Written exercise ->
Filter the entries below, keeping only lines with the word "ylabel".

Records provided ->
============
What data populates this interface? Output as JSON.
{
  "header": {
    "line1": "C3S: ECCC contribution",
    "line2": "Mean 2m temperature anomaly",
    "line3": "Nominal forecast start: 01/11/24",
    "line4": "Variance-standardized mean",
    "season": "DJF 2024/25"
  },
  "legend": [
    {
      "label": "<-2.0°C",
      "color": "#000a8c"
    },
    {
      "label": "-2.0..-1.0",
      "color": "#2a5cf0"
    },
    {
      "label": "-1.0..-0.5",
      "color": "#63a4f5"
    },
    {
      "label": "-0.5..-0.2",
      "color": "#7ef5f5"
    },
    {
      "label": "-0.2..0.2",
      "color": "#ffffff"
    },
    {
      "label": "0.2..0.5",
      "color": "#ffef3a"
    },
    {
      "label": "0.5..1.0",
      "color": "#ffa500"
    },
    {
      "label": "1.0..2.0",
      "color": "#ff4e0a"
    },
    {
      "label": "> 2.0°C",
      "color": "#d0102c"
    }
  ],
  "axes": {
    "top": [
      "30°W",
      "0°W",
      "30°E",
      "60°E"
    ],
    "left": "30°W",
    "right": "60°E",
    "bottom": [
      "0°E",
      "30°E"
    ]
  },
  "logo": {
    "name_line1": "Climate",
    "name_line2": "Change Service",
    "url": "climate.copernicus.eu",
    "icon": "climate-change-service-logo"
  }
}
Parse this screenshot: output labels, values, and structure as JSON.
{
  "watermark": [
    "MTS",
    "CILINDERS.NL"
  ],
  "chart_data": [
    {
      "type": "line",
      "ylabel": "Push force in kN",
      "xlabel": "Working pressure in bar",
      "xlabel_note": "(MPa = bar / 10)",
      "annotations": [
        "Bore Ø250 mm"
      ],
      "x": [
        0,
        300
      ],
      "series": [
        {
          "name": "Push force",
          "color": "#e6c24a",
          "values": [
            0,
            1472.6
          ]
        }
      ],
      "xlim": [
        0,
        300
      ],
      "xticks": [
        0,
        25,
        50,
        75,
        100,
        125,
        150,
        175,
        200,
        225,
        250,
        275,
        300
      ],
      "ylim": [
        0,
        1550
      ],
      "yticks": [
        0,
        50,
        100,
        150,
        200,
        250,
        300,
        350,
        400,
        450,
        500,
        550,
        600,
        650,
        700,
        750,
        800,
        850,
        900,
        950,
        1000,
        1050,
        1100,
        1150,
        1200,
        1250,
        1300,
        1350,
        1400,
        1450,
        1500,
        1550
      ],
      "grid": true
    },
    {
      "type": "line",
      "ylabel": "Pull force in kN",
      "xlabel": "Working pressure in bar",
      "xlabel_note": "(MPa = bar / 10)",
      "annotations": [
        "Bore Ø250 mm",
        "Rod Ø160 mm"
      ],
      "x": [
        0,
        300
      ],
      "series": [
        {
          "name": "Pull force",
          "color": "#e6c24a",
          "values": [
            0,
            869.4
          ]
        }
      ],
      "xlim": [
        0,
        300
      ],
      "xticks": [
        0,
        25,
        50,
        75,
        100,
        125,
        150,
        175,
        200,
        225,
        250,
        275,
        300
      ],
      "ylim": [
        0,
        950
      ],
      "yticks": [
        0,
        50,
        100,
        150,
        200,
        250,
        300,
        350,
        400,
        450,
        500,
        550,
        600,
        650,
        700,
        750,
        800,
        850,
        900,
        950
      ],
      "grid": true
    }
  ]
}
============
Solution to the exercise ->
      "ylabel": "Push force in kN",
      "ylabel": "Pull force in kN",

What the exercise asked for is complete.